_What needs to be done_:
Go through the data below. List every line that holds the word "minmax".

-- BEGIN Data to process --

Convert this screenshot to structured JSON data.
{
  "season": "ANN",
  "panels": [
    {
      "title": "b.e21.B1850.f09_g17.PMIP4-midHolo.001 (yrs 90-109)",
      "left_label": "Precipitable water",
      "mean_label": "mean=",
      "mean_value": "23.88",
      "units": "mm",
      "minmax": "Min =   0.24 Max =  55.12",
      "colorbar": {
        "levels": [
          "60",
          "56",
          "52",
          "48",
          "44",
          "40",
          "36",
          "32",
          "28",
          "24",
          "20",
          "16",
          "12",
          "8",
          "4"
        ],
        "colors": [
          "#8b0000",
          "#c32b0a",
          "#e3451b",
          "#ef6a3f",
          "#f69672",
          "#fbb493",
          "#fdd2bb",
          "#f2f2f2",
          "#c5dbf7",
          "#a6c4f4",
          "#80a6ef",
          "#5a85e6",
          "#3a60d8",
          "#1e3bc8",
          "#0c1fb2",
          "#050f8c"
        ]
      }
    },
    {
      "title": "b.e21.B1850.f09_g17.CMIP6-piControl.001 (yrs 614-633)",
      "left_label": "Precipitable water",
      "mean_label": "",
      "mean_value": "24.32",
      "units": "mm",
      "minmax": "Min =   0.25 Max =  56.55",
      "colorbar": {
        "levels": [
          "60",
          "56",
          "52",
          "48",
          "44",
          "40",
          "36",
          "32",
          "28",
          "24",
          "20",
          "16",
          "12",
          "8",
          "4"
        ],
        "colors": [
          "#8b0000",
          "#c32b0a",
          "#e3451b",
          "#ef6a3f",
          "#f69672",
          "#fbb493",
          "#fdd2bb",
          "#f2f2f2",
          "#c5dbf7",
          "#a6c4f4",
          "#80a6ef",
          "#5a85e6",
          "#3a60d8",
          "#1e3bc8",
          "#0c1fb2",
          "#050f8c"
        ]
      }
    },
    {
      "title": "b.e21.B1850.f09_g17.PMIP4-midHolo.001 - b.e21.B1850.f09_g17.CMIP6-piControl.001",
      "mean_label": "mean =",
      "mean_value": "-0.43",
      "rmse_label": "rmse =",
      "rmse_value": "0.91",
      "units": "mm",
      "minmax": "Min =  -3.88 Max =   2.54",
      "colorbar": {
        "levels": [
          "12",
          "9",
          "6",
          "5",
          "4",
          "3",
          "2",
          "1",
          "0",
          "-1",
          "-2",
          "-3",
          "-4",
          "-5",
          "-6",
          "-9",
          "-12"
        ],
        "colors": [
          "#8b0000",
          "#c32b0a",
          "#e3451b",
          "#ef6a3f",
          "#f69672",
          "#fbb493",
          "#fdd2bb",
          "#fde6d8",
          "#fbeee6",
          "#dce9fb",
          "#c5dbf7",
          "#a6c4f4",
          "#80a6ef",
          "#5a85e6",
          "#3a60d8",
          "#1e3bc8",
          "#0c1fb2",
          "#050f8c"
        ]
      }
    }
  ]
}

-- END Data to process --

_Solved problem_:
      "minmax": "Min =   0.24 Max =  55.12",
      "minmax": "Min =   0.25 Max =  56.55",
      "minmax": "Min =  -3.88 Max =   2.54",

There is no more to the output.